_What the task requires:_ Can you format every line of the listing below as a Markdown table with the columns Row and Line, numbering each line and leaving out blank ones?

_Records for this task:_
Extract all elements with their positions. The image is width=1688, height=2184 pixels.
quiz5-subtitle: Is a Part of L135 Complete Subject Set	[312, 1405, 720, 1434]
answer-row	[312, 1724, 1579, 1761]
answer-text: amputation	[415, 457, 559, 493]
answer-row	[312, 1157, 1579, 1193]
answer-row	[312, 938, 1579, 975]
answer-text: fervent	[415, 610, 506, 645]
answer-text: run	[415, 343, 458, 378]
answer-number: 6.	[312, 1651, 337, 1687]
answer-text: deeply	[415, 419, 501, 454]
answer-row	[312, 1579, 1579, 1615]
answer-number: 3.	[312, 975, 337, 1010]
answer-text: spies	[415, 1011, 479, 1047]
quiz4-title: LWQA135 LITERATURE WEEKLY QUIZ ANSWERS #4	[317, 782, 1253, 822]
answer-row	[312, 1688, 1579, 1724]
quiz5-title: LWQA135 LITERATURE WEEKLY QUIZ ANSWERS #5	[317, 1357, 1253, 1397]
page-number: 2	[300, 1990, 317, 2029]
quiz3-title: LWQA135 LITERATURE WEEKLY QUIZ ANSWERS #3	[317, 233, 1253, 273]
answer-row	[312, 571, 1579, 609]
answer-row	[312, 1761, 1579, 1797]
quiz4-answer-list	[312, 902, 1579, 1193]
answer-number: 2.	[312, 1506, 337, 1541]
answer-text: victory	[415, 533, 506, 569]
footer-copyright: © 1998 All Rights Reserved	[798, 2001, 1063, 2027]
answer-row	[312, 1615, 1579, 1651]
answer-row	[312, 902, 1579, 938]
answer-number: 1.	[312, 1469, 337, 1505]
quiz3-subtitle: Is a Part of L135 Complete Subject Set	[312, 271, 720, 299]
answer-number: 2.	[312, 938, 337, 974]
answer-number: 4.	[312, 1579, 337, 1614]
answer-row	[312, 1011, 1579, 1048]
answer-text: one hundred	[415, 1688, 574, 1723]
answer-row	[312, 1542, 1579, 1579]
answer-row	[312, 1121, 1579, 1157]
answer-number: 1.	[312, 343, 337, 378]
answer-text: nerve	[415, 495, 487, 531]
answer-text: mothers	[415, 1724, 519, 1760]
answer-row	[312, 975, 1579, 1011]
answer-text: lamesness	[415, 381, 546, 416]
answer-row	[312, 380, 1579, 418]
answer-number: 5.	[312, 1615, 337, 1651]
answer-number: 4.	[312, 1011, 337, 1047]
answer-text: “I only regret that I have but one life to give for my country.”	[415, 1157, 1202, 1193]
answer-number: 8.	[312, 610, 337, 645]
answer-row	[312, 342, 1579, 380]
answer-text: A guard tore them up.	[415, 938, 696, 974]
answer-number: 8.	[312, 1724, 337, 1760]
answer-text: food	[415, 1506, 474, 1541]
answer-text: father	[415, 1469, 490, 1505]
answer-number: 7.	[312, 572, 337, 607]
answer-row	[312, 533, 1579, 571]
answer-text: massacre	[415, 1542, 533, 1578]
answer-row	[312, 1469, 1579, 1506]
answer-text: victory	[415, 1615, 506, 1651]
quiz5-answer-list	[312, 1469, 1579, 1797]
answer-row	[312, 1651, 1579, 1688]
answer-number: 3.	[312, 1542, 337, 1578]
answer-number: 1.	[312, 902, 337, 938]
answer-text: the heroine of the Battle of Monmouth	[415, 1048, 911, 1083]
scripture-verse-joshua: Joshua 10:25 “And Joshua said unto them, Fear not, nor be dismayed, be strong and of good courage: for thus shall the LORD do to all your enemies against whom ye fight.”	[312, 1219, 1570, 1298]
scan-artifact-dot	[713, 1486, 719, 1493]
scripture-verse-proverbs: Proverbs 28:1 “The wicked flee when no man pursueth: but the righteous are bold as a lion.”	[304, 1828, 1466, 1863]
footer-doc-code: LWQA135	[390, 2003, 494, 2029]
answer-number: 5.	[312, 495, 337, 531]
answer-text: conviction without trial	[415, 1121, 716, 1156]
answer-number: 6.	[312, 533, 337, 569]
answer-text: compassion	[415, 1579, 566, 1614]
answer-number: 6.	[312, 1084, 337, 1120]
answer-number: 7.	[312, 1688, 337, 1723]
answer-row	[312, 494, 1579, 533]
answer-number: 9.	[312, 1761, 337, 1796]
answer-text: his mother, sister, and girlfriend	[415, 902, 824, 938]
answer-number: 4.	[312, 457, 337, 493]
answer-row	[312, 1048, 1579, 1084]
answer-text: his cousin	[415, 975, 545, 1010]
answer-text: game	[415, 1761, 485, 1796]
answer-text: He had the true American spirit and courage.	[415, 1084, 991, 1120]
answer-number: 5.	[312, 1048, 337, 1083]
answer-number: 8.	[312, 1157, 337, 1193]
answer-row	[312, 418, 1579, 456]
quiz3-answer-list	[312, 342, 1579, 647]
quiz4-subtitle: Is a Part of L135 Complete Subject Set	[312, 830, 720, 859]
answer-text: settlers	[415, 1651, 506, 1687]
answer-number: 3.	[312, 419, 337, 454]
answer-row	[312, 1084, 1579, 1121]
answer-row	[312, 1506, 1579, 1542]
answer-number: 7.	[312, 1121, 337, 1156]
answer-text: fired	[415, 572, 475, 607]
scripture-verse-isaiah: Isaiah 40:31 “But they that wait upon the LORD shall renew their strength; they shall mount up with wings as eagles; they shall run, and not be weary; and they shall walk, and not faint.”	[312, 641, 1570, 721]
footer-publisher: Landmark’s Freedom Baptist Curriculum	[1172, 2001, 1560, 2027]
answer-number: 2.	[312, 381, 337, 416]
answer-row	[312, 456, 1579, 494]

_Complete output:_
| Row | Line |
|---|---|
| 1 | Extract all elements with their positions. The image is width=1688, height=2184 pixels. |
| 2 | quiz5-subtitle: Is a Part of L135 Complete Subject Set	[312, 1405, 720, 1434] |
| 3 | answer-row	[312, 1724, 1579, 1761] |
| 4 | answer-text: amputation	[415, 457, 559, 493] |
| 5 | answer-row	[312, 1157, 1579, 1193] |
| 6 | answer-row	[312, 938, 1579, 975] |
| 7 | answer-text: fervent	[415, 610, 506, 645] |
| 8 | answer-text: run	[415, 343, 458, 378] |
| 9 | answer-number: 6.	[312, 1651, 337, 1687] |
| 10 | answer-text: deeply	[415, 419, 501, 454] |
| 11 | answer-row	[312, 1579, 1579, 1615] |
| 12 | answer-number: 3.	[312, 975, 337, 1010] |
| 13 | answer-text: spies	[415, 1011, 479, 1047] |
| 14 | quiz4-title: LWQA135 LITERATURE WEEKLY QUIZ ANSWERS #4	[317, 782, 1253, 822] |
| 15 | answer-row	[312, 1688, 1579, 1724] |
| 16 | quiz5-title: LWQA135 LITERATURE WEEKLY QUIZ ANSWERS #5	[317, 1357, 1253, 1397] |
| 17 | page-number: 2	[300, 1990, 317, 2029] |
| 18 | quiz3-title: LWQA135 LITERATURE WEEKLY QUIZ ANSWERS #3	[317, 233, 1253, 273] |
| 19 | answer-row	[312, 571, 1579, 609] |
| 20 | answer-row	[312, 1761, 1579, 1797] |
| 21 | quiz4-answer-list	[312, 902, 1579, 1193] |
| 22 | answer-number: 2.	[312, 1506, 337, 1541] |
| 23 | answer-text: victory	[415, 533, 506, 569] |
| 24 | footer-copyright: © 1998 All Rights Reserved	[798, 2001, 1063, 2027] |
| 25 | answer-row	[312, 1615, 1579, 1651] |
| 26 | answer-row	[312, 902, 1579, 938] |
| 27 | answer-number: 1.	[312, 1469, 337, 1505] |
| 28 | quiz3-subtitle: Is a Part of L135 Complete Subject Set	[312, 271, 720, 299] |
| 29 | answer-number: 2.	[312, 938, 337, 974] |
| 30 | answer-number: 4.	[312, 1579, 337, 1614] |
| 31 | answer-row	[312, 1011, 1579, 1048] |
| 32 | answer-text: one hundred	[415, 1688, 574, 1723] |
| 33 | answer-row	[312, 1542, 1579, 1579] |
| 34 | answer-row	[312, 1121, 1579, 1157] |
| 35 | answer-number: 1.	[312, 343, 337, 378] |
| 36 | answer-text: nerve	[415, 495, 487, 531] |
| 37 | answer-text: mothers	[415, 1724, 519, 1760] |
| 38 | answer-row	[312, 975, 1579, 1011] |
| 39 | answer-text: lamesness	[415, 381, 546, 416] |
| 40 | answer-row	[312, 380, 1579, 418] |
| 41 | answer-number: 5.	[312, 1615, 337, 1651] |
| 42 | answer-number: 4.	[312, 1011, 337, 1047] |
| 43 | answer-text: “I only regret that I have but one life to give for my country.”	[415, 1157, 1202, 1193] |
| 44 | answer-number: 8.	[312, 610, 337, 645] |
| 45 | answer-row	[312, 342, 1579, 380] |
| 46 | answer-text: A guard tore them up.	[415, 938, 696, 974] |
| 47 | answer-number: 8.	[312, 1724, 337, 1760] |
| 48 | answer-text: food	[415, 1506, 474, 1541] |
| 49 | answer-text: father	[415, 1469, 490, 1505] |
| 50 | answer-number: 7.	[312, 572, 337, 607] |
| 51 | answer-row	[312, 533, 1579, 571] |
| 52 | answer-text: massacre	[415, 1542, 533, 1578] |
| 53 | answer-row	[312, 1469, 1579, 1506] |
| 54 | answer-text: victory	[415, 1615, 506, 1651] |
| 55 | quiz5-answer-list	[312, 1469, 1579, 1797] |
| 56 | answer-row	[312, 1651, 1579, 1688] |
| 57 | answer-number: 3.	[312, 1542, 337, 1578] |
| 58 | answer-number: 1.	[312, 902, 337, 938] |
| 59 | answer-text: the heroine of the Battle of Monmouth	[415, 1048, 911, 1083] |
| 60 | scripture-verse-joshua: Joshua 10:25 “And Joshua said unto them, Fear not, nor be dismayed, be strong and of good courage: for thus shall the LORD do to all your enemies against whom ye fight.”	[312, 1219, 1570, 1298] |
| 61 | scan-artifact-dot	[713, 1486, 719, 1493] |
| 62 | scripture-verse-proverbs: Proverbs 28:1 “The wicked flee when no man pursueth: but the righteous are bold as a lion.”	[304, 1828, 1466, 1863] |
| 63 | footer-doc-code: LWQA135	[390, 2003, 494, 2029] |
| 64 | answer-number: 5.	[312, 495, 337, 531] |
| 65 | answer-text: conviction without trial	[415, 1121, 716, 1156] |
| 66 | answer-number: 6.	[312, 533, 337, 569] |
| 67 | answer-text: compassion	[415, 1579, 566, 1614] |
| 68 | answer-number: 6.	[312, 1084, 337, 1120] |
| 69 | answer-number: 7.	[312, 1688, 337, 1723] |
| 70 | answer-row	[312, 494, 1579, 533] |
| 71 | answer-number: 9.	[312, 1761, 337, 1796] |
| 72 | answer-text: his mother, sister, and girlfriend	[415, 902, 824, 938] |
| 73 | answer-number: 4.	[312, 457, 337, 493] |
| 74 | answer-row	[312, 1048, 1579, 1084] |
| 75 | answer-text: his cousin	[415, 975, 545, 1010] |
| 76 | answer-text: game	[415, 1761, 485, 1796] |
| 77 | answer-text: He had the true American spirit and courage.	[415, 1084, 991, 1120] |
| 78 | answer-number: 5.	[312, 1048, 337, 1083] |
| 79 | answer-number: 8.	[312, 1157, 337, 1193] |
| 80 | answer-row	[312, 418, 1579, 456] |
| 81 | quiz3-answer-list	[312, 342, 1579, 647] |
| 82 | quiz4-subtitle: Is a Part of L135 Complete Subject Set	[312, 830, 720, 859] |
| 83 | answer-text: settlers	[415, 1651, 506, 1687] |
| 84 | answer-number: 3.	[312, 419, 337, 454] |
| 85 | answer-row	[312, 1084, 1579, 1121] |
| 86 | answer-row	[312, 1506, 1579, 1542] |
| 87 | answer-number: 7.	[312, 1121, 337, 1156] |
| 88 | answer-text: fired	[415, 572, 475, 607] |
| 89 | scripture-verse-isaiah: Isaiah 40:31 “But they that wait upon the LORD shall renew their strength; they shall mount up with wings as eagles; they shall run, and not be weary; and they shall walk, and not faint.”	[312, 641, 1570, 721] |
| 90 | footer-publisher: Landmark’s Freedom Baptist Curriculum	[1172, 2001, 1560, 2027] |
| 91 | answer-number: 2.	[312, 381, 337, 416] |
| 92 | answer-row	[312, 456, 1579, 494] |